* [DATA LISTING]:
** start **
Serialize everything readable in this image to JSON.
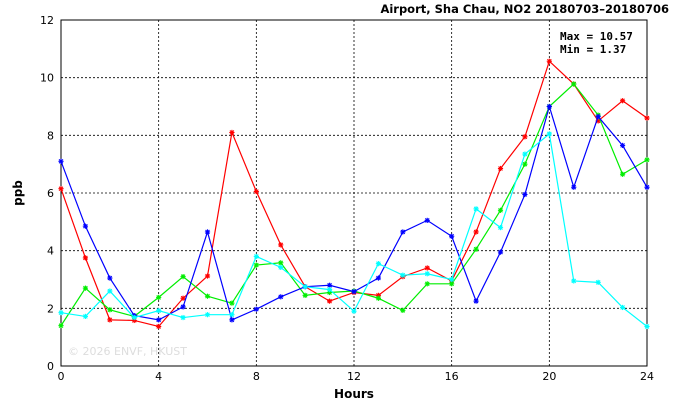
{
  "chart_data": {
    "type": "line",
    "title": "Airport, Sha Chau, NO2 20180703–20180706",
    "xlabel": "Hours",
    "ylabel": "ppb",
    "xlim": [
      0,
      24
    ],
    "ylim": [
      0,
      12
    ],
    "xticks": [
      "0",
      "4",
      "8",
      "12",
      "16",
      "20",
      "24"
    ],
    "yticks": [
      "0",
      "2",
      "4",
      "6",
      "8",
      "10",
      "12"
    ],
    "grid": true,
    "stats": {
      "max_label": "Max = 10.57",
      "min_label": "Min =  1.37"
    },
    "watermark": "© 2026  ENVF, HKUST",
    "x": [
      0,
      1,
      2,
      3,
      4,
      5,
      6,
      7,
      8,
      9,
      10,
      11,
      12,
      13,
      14,
      15,
      16,
      17,
      18,
      19,
      20,
      21,
      22,
      23,
      24
    ],
    "series": [
      {
        "color": "#ff0000",
        "values": [
          6.15,
          3.75,
          1.6,
          1.58,
          1.37,
          2.35,
          3.12,
          8.1,
          6.05,
          4.2,
          2.75,
          2.25,
          2.55,
          2.45,
          3.1,
          3.4,
          2.95,
          4.65,
          6.85,
          7.95,
          10.57,
          9.78,
          8.5,
          9.2,
          8.6
        ]
      },
      {
        "color": "#00ee00",
        "values": [
          1.4,
          2.7,
          1.95,
          1.72,
          2.38,
          3.1,
          2.42,
          2.18,
          3.5,
          3.58,
          2.45,
          2.55,
          2.6,
          2.35,
          1.93,
          2.85,
          2.85,
          4.05,
          5.4,
          7.0,
          9.0,
          9.78,
          8.7,
          6.65,
          7.15
        ]
      },
      {
        "color": "#0000ff",
        "values": [
          7.1,
          4.85,
          3.05,
          1.75,
          1.6,
          2.05,
          4.65,
          1.6,
          1.97,
          2.4,
          2.75,
          2.8,
          2.58,
          3.05,
          4.65,
          5.05,
          4.5,
          2.25,
          3.95,
          5.95,
          9.0,
          6.2,
          8.65,
          7.65,
          6.2
        ]
      },
      {
        "color": "#00ffff",
        "values": [
          1.85,
          1.72,
          2.6,
          1.68,
          1.92,
          1.68,
          1.78,
          1.78,
          3.8,
          3.42,
          2.75,
          2.65,
          1.9,
          3.55,
          3.15,
          3.2,
          3.0,
          5.45,
          4.8,
          7.35,
          8.05,
          2.95,
          2.9,
          2.03,
          1.37
        ]
      }
    ]
  }
}
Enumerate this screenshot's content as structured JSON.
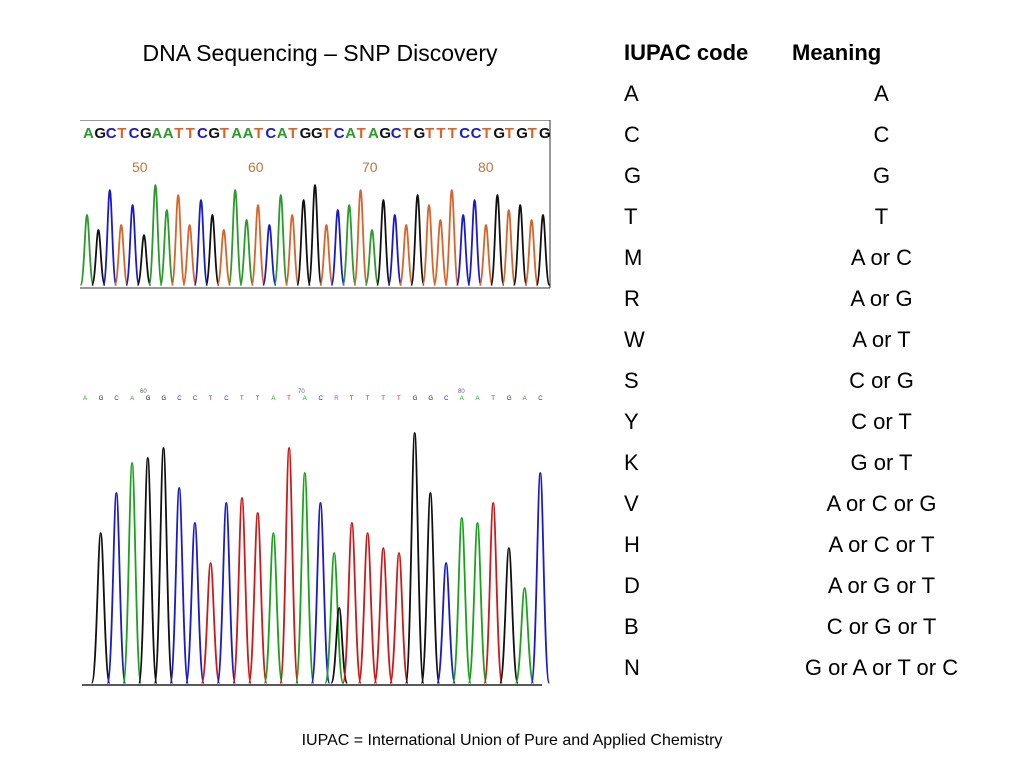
{
  "title": "DNA Sequencing – SNP Discovery",
  "table": {
    "header_code": "IUPAC code",
    "header_meaning": "Meaning",
    "rows": [
      {
        "code": "A",
        "meaning": "A"
      },
      {
        "code": "C",
        "meaning": "C"
      },
      {
        "code": "G",
        "meaning": "G"
      },
      {
        "code": "T",
        "meaning": "T"
      },
      {
        "code": "M",
        "meaning": "A or C"
      },
      {
        "code": "R",
        "meaning": "A or G"
      },
      {
        "code": "W",
        "meaning": "A or T"
      },
      {
        "code": "S",
        "meaning": "C or G"
      },
      {
        "code": "Y",
        "meaning": "C or T"
      },
      {
        "code": "K",
        "meaning": "G or T"
      },
      {
        "code": "V",
        "meaning": "A or C or G"
      },
      {
        "code": "H",
        "meaning": "A or C or T"
      },
      {
        "code": "D",
        "meaning": "A or G or T"
      },
      {
        "code": "B",
        "meaning": "C or G or T"
      },
      {
        "code": "N",
        "meaning": "G or A or T or C"
      }
    ]
  },
  "footnote": "IUPAC = International Union of Pure and Applied Chemistry",
  "trace_top": {
    "sequence": "AGCTCGAATTCGTAATCATGGTCATAGCTGTTTCCTGTGTG",
    "positions": [
      "50",
      "60",
      "70",
      "80"
    ]
  },
  "trace_bottom": {
    "sequence": "AGCAGGCCTCTTATACRTTTTGGCAATGAC",
    "positions": [
      "60",
      "70",
      "80"
    ]
  },
  "colors": {
    "A": "#1aa31a",
    "C": "#1a1acc",
    "G": "#111111",
    "T": "#cc1a1a",
    "G_top": "#111111",
    "T_top": "#d9642a",
    "C_top": "#1a1acc",
    "A_top": "#2a9a2a",
    "R": "#c040c0"
  }
}
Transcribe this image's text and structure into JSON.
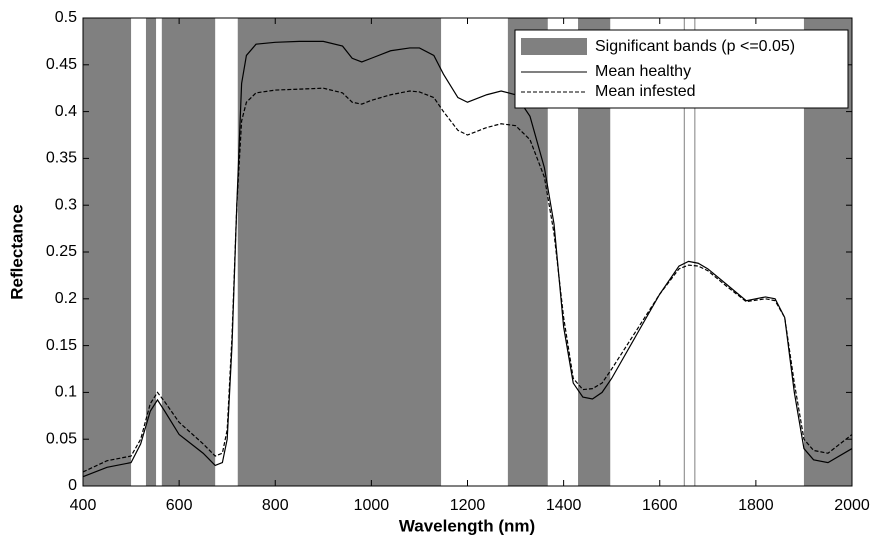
** end **
* [EXERCISE DETAILS]:
Repeat each entry exactly as given; no pictures belong in the copy.

* [RESULT OF THIS EXERCISE]:
Serialize everything readable in this image to JSON.
{
  "chart_data": {
    "type": "line",
    "title": "Airport, Sha Chau, NO2 20180703–20180706",
    "xlabel": "Hours",
    "ylabel": "ppb",
    "xlim": [
      0,
      24
    ],
    "ylim": [
      0,
      12
    ],
    "xticks": [
      "0",
      "4",
      "8",
      "12",
      "16",
      "20",
      "24"
    ],
    "yticks": [
      "0",
      "2",
      "4",
      "6",
      "8",
      "10",
      "12"
    ],
    "grid": true,
    "stats": {
      "max_label": "Max = 10.57",
      "min_label": "Min =  1.37"
    },
    "watermark": "© 2026  ENVF, HKUST",
    "x": [
      0,
      1,
      2,
      3,
      4,
      5,
      6,
      7,
      8,
      9,
      10,
      11,
      12,
      13,
      14,
      15,
      16,
      17,
      18,
      19,
      20,
      21,
      22,
      23,
      24
    ],
    "series": [
      {
        "color": "#ff0000",
        "values": [
          6.15,
          3.75,
          1.6,
          1.58,
          1.37,
          2.35,
          3.12,
          8.1,
          6.05,
          4.2,
          2.75,
          2.25,
          2.55,
          2.45,
          3.1,
          3.4,
          2.95,
          4.65,
          6.85,
          7.95,
          10.57,
          9.78,
          8.5,
          9.2,
          8.6
        ]
      },
      {
        "color": "#00ee00",
        "values": [
          1.4,
          2.7,
          1.95,
          1.72,
          2.38,
          3.1,
          2.42,
          2.18,
          3.5,
          3.58,
          2.45,
          2.55,
          2.6,
          2.35,
          1.93,
          2.85,
          2.85,
          4.05,
          5.4,
          7.0,
          9.0,
          9.78,
          8.7,
          6.65,
          7.15
        ]
      },
      {
        "color": "#0000ff",
        "values": [
          7.1,
          4.85,
          3.05,
          1.75,
          1.6,
          2.05,
          4.65,
          1.6,
          1.97,
          2.4,
          2.75,
          2.8,
          2.58,
          3.05,
          4.65,
          5.05,
          4.5,
          2.25,
          3.95,
          5.95,
          9.0,
          6.2,
          8.65,
          7.65,
          6.2
        ]
      },
      {
        "color": "#00ffff",
        "values": [
          1.85,
          1.72,
          2.6,
          1.68,
          1.92,
          1.68,
          1.78,
          1.78,
          3.8,
          3.42,
          2.75,
          2.65,
          1.9,
          3.55,
          3.15,
          3.2,
          3.0,
          5.45,
          4.8,
          7.35,
          8.05,
          2.95,
          2.9,
          2.03,
          1.37
        ]
      }
    ]
  }
}
Enumerate this screenshot's content as structured JSON.
{
  "title": "DNA Sequencing – SNP Discovery",
  "table": {
    "header_code": "IUPAC code",
    "header_meaning": "Meaning",
    "rows": [
      {
        "code": "A",
        "meaning": "A"
      },
      {
        "code": "C",
        "meaning": "C"
      },
      {
        "code": "G",
        "meaning": "G"
      },
      {
        "code": "T",
        "meaning": "T"
      },
      {
        "code": "M",
        "meaning": "A or C"
      },
      {
        "code": "R",
        "meaning": "A or G"
      },
      {
        "code": "W",
        "meaning": "A or T"
      },
      {
        "code": "S",
        "meaning": "C or G"
      },
      {
        "code": "Y",
        "meaning": "C or T"
      },
      {
        "code": "K",
        "meaning": "G or T"
      },
      {
        "code": "V",
        "meaning": "A or C or G"
      },
      {
        "code": "H",
        "meaning": "A or C or T"
      },
      {
        "code": "D",
        "meaning": "A or G or T"
      },
      {
        "code": "B",
        "meaning": "C or G or T"
      },
      {
        "code": "N",
        "meaning": "G or A or T or C"
      }
    ]
  },
  "footnote": "IUPAC = International Union of Pure and Applied Chemistry",
  "trace_top": {
    "sequence": "AGCTCGAATTCGTAATCATGGTCATAGCTGTTTCCTGTGTG",
    "positions": [
      "50",
      "60",
      "70",
      "80"
    ]
  },
  "trace_bottom": {
    "sequence": "AGCAGGCCTCTTATACRTTTTGGCAATGAC",
    "positions": [
      "60",
      "70",
      "80"
    ]
  },
  "colors": {
    "A": "#1aa31a",
    "C": "#1a1acc",
    "G": "#111111",
    "T": "#cc1a1a",
    "G_top": "#111111",
    "T_top": "#d9642a",
    "C_top": "#1a1acc",
    "A_top": "#2a9a2a",
    "R": "#c040c0"
  }
}
Transcribe this image's text and structure into JSON.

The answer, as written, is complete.